▶ **Set exercise**
Pull out every line from the listing that has the word "JSON".

>> BEGIN

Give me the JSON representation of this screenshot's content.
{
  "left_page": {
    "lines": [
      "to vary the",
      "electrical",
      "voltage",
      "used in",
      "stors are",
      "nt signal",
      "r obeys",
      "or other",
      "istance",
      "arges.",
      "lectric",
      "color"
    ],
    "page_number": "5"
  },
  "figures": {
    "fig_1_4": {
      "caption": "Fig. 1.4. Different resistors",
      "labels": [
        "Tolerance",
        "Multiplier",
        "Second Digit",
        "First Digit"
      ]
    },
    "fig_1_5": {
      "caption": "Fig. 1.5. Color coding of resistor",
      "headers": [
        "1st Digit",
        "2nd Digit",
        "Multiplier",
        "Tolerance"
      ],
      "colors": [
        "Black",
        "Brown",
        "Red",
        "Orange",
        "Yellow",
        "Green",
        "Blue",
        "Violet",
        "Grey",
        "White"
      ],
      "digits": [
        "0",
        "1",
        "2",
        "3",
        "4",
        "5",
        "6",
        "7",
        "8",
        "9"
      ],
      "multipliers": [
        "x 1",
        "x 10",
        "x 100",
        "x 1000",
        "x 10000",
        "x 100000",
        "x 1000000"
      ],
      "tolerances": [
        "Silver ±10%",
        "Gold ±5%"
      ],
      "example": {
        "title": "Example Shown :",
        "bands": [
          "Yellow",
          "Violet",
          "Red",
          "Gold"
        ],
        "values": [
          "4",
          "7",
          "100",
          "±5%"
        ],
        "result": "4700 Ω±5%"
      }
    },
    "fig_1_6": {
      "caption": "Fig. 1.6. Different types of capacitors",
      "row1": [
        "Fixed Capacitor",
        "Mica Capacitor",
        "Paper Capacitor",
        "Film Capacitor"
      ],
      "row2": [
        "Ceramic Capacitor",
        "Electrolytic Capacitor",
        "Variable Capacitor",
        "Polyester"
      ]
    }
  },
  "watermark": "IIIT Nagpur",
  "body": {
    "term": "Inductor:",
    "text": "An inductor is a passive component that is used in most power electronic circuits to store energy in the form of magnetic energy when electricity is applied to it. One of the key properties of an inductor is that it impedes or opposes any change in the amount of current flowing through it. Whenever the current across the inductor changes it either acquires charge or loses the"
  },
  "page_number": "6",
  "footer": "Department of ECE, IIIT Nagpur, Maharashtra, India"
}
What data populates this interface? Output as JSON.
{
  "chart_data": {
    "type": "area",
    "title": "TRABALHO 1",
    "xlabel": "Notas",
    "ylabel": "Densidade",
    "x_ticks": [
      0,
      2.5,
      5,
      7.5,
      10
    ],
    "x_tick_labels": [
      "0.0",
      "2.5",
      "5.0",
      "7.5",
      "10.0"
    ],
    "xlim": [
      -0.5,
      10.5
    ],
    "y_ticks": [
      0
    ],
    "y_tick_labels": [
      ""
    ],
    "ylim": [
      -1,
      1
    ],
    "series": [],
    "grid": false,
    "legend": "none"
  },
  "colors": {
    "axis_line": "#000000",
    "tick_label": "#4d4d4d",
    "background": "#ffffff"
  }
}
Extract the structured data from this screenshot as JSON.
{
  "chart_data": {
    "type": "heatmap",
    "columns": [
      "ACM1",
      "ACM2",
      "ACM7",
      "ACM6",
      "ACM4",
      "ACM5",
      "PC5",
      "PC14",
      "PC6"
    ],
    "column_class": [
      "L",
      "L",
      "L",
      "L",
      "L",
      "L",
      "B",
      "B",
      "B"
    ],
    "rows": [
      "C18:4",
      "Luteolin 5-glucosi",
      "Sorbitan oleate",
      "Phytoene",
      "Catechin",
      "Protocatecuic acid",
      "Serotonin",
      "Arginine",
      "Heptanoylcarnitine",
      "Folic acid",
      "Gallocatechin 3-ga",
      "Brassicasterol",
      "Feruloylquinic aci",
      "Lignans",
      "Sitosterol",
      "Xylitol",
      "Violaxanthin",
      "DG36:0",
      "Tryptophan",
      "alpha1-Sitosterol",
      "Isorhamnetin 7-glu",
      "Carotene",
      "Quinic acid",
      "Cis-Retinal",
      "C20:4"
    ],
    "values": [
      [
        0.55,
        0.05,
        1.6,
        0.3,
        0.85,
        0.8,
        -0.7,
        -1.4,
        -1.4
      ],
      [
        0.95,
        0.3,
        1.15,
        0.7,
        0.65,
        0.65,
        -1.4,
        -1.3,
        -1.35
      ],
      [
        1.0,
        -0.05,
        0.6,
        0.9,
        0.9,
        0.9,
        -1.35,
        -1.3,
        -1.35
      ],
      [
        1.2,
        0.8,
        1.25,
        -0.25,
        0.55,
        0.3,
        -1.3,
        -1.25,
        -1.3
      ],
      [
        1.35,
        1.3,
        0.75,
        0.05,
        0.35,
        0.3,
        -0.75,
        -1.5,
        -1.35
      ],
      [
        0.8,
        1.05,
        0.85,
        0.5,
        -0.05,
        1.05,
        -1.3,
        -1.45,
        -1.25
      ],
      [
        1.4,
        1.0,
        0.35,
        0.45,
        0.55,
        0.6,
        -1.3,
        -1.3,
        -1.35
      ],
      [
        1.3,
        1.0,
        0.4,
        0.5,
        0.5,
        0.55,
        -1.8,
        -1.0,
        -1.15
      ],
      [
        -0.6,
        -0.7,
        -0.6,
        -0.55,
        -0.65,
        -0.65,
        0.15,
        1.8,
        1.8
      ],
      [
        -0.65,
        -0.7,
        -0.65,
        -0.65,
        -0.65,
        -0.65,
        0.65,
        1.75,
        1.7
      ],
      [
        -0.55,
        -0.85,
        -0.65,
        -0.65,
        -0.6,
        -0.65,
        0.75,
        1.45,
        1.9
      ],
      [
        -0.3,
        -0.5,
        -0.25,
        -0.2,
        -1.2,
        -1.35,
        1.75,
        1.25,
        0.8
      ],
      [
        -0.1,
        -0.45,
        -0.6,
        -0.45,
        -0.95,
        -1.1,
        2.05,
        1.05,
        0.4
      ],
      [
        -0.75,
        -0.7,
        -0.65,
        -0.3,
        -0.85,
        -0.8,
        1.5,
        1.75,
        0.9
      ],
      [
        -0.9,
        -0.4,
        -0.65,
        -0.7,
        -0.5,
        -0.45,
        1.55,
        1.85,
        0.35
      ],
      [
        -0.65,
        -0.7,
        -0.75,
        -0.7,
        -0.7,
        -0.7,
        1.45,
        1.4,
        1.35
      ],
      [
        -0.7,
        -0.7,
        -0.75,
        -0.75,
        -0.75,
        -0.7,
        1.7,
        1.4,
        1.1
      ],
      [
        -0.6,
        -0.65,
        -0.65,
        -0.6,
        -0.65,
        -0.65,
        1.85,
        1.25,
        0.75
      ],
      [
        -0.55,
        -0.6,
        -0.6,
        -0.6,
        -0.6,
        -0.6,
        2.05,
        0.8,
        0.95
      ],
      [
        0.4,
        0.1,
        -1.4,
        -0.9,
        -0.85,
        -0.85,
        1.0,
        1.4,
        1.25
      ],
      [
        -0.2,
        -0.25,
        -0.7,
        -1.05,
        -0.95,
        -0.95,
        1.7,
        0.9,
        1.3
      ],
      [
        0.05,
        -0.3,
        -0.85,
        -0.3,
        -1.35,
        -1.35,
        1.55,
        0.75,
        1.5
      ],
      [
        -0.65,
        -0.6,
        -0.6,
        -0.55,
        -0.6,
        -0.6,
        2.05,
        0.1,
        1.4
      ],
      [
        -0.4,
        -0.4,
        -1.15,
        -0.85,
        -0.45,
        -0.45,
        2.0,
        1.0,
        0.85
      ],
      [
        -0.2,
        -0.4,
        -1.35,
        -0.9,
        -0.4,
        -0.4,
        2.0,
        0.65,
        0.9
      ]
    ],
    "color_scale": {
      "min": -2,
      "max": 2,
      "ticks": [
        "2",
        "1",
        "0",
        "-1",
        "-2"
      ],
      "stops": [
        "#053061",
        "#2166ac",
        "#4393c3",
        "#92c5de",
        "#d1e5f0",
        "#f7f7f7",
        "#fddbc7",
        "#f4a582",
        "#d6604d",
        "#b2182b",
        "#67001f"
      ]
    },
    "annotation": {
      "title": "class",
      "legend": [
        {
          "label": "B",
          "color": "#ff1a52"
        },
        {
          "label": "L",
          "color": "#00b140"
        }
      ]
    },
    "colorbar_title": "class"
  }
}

>> END

▶ **Exercise result**
Give me the JSON representation of this screenshot's content.
What data populates this interface? Output as JSON.
Extract the structured data from this screenshot as JSON.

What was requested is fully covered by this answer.